+++ Extracted material
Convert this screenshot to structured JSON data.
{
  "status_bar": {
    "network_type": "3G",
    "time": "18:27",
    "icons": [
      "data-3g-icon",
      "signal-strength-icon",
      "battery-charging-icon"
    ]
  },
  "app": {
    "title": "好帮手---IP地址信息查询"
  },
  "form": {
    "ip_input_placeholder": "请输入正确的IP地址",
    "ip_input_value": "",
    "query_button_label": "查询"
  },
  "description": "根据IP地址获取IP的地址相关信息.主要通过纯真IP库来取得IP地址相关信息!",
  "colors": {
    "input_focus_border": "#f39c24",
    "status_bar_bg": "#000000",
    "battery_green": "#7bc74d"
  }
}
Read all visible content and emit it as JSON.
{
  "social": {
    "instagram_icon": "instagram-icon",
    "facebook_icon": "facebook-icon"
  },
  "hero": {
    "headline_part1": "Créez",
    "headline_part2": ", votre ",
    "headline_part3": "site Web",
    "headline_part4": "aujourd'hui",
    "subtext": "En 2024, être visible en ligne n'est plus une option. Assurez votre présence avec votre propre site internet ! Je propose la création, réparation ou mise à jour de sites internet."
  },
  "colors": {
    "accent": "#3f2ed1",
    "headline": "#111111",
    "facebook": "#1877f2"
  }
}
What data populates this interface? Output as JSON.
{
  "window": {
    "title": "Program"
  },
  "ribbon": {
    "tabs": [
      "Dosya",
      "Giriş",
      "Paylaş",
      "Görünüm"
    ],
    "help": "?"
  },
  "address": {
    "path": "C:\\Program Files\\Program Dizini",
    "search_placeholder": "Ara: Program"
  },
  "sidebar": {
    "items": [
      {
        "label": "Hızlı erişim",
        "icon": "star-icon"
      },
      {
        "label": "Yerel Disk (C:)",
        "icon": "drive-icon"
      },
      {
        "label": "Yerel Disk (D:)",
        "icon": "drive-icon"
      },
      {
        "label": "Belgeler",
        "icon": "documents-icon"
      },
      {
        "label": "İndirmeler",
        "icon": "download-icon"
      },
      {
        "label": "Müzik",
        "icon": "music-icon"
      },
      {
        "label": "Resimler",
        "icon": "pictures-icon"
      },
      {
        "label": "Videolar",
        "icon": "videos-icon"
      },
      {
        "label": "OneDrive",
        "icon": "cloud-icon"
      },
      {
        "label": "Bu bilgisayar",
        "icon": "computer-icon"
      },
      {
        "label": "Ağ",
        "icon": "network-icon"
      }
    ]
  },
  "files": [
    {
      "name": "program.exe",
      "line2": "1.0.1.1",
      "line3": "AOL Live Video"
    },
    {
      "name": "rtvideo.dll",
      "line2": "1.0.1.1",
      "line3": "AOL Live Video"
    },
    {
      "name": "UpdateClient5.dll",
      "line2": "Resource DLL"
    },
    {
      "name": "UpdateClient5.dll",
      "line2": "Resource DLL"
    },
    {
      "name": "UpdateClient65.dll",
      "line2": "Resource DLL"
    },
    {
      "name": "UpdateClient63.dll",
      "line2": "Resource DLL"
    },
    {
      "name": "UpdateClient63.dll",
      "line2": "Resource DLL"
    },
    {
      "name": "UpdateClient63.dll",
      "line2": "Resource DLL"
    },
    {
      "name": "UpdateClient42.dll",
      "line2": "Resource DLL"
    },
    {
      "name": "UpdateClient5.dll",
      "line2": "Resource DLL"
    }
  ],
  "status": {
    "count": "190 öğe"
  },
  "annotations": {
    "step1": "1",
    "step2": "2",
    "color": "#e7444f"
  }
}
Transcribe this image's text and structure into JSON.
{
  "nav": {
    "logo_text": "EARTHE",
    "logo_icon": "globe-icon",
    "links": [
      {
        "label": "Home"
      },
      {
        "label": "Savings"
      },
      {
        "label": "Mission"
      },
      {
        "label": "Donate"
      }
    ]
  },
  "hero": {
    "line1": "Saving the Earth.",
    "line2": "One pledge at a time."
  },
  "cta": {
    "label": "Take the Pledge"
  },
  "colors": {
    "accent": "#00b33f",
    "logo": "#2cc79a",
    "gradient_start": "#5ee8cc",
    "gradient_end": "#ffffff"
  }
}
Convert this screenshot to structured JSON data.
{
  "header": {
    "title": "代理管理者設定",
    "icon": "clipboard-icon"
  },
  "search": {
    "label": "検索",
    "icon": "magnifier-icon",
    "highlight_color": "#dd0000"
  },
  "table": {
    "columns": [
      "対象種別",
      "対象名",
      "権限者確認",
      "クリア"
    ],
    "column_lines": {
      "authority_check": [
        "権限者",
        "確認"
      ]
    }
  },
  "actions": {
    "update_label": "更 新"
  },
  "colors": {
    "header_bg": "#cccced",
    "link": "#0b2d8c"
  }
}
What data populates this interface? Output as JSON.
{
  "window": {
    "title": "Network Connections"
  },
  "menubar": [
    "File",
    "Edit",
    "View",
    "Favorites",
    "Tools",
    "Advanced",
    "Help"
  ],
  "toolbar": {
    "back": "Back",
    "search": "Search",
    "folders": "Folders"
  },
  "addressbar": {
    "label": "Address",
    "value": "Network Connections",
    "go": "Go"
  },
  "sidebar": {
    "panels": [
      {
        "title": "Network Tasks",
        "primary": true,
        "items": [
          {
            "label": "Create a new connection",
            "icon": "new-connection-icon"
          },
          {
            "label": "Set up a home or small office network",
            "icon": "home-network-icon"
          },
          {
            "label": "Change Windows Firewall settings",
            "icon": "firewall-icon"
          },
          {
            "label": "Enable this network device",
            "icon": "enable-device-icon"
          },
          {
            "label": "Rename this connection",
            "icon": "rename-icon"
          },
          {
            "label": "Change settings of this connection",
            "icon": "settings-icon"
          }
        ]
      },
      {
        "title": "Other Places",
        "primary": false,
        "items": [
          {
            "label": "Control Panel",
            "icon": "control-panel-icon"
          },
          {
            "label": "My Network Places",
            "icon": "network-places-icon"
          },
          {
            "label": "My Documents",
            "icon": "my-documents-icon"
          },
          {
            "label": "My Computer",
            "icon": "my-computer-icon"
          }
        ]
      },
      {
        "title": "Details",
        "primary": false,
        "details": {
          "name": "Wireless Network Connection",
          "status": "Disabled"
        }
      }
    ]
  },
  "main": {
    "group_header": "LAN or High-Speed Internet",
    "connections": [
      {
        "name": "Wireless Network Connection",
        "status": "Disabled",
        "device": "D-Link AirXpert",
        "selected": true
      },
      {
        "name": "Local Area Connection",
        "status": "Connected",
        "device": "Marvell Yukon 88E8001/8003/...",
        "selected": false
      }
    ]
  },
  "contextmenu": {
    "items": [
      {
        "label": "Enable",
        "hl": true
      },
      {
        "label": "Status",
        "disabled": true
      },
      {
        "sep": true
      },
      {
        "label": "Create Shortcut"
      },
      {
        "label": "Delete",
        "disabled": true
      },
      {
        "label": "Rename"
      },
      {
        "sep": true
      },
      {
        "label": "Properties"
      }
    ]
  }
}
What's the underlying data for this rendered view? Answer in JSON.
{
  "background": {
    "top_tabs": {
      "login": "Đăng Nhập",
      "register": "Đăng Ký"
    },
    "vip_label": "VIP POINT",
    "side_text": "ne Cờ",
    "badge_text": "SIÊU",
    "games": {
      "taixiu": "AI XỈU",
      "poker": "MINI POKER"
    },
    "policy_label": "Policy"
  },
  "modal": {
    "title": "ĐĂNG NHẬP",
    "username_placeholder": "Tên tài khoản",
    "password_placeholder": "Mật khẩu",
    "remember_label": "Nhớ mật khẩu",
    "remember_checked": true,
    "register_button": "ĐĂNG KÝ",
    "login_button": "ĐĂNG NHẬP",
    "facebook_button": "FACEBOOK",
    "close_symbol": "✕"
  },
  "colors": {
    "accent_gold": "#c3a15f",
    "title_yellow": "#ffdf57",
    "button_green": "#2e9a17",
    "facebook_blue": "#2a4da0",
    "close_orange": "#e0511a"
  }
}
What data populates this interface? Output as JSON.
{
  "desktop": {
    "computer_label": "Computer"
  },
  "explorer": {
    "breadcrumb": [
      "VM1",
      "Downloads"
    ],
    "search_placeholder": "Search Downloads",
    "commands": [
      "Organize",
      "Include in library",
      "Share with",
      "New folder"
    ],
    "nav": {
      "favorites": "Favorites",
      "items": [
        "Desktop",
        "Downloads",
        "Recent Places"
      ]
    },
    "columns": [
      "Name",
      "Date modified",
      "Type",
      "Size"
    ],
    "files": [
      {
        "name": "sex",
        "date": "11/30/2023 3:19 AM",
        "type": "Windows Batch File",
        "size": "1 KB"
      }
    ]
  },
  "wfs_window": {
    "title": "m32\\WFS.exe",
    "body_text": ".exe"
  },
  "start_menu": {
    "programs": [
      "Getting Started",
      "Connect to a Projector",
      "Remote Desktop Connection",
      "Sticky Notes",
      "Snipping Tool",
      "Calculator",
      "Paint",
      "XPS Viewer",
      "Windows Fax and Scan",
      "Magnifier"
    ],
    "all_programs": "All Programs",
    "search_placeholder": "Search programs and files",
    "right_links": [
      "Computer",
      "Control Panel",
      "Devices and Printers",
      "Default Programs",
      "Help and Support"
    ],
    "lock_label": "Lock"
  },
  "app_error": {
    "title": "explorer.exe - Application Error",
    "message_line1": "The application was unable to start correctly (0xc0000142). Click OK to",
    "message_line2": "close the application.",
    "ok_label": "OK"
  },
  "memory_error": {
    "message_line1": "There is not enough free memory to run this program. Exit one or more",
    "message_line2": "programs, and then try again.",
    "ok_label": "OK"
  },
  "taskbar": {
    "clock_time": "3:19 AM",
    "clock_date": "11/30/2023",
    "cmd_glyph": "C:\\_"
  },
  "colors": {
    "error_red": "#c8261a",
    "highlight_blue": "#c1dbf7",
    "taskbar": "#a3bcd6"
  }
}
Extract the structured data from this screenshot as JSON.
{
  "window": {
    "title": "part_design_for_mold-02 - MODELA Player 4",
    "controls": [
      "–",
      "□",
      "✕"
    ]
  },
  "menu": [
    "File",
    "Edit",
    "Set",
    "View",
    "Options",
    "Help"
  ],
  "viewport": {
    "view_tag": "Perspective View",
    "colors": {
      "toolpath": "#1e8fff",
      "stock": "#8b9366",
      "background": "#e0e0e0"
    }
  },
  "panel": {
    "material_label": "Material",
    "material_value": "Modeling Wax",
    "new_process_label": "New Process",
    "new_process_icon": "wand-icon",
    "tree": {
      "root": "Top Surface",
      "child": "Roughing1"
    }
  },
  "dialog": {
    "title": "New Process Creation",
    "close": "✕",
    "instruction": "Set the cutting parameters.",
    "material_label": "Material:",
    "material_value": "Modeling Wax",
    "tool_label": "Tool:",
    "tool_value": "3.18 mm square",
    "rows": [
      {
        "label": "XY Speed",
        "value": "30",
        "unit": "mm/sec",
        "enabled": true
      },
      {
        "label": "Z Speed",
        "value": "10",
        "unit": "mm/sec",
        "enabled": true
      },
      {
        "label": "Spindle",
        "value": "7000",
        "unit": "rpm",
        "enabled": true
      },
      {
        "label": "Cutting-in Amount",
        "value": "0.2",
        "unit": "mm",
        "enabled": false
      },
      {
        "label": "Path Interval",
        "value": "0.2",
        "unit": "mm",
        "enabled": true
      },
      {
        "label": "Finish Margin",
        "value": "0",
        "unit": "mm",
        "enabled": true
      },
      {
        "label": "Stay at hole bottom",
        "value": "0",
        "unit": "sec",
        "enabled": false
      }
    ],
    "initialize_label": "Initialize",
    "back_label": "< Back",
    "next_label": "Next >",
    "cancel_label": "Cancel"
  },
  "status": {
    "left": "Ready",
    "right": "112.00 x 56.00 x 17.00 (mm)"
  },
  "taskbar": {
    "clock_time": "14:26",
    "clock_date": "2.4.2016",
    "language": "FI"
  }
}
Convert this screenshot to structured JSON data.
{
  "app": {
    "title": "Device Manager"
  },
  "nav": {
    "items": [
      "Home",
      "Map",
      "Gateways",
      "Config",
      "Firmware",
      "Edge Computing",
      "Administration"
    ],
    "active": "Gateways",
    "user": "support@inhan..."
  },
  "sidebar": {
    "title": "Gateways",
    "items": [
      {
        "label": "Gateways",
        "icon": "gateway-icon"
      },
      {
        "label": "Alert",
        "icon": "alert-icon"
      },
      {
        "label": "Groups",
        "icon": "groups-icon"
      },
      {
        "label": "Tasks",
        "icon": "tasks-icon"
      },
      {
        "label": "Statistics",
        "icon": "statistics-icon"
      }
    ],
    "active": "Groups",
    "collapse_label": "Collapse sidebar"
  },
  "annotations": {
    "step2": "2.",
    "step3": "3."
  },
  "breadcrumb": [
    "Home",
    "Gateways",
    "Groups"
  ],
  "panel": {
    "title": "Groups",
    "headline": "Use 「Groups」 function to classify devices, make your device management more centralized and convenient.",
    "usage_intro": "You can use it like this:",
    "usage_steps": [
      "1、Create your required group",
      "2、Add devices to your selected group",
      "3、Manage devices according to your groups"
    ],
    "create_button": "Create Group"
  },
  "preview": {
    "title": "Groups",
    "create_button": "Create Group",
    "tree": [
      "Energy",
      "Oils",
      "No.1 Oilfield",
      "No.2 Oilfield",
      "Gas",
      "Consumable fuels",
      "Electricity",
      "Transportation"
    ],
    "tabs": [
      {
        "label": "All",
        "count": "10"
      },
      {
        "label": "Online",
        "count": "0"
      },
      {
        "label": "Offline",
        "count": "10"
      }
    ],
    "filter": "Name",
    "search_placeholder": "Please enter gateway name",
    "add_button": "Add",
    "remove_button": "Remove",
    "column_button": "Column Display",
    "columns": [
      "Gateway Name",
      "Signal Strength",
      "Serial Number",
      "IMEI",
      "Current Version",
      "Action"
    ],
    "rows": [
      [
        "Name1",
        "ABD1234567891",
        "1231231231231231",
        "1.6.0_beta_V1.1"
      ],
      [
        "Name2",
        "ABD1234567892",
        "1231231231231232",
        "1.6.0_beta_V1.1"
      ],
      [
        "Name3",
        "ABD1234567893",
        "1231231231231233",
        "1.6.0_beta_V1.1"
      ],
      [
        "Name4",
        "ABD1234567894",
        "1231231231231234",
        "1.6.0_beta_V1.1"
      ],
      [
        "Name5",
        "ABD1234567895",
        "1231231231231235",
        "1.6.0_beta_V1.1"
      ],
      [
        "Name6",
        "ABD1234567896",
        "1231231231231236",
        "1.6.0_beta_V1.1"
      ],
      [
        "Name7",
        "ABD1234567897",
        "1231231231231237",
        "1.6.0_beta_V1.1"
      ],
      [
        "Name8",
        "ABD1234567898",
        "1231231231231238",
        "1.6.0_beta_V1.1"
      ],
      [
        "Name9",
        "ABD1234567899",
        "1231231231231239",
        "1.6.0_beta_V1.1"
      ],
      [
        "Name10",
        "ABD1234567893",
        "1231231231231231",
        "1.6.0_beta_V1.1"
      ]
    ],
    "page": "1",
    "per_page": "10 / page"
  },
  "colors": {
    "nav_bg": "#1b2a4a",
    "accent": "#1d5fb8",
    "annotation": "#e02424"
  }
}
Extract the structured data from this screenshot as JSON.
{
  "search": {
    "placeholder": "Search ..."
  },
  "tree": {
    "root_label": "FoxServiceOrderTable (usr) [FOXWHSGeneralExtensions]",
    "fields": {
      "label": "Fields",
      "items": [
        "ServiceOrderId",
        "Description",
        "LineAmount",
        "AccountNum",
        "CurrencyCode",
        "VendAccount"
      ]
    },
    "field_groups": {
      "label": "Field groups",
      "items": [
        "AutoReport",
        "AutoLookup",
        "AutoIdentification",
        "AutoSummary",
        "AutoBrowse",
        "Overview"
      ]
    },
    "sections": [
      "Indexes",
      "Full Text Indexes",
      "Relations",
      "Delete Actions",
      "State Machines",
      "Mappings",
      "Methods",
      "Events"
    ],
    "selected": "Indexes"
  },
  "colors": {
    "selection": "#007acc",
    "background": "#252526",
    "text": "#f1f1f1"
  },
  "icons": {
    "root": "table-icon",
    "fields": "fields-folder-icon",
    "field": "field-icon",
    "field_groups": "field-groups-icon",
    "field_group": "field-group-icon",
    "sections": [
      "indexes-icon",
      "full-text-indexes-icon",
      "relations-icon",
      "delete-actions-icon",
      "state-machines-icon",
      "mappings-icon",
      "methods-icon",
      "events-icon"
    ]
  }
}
++++++
» **Given problem**
Using the listing, copy every line where the word "khẩu" shows up.

» **Answer for the task**
    "password_placeholder": "Mật khẩu",
    "remember_label": "Nhớ mật khẩu",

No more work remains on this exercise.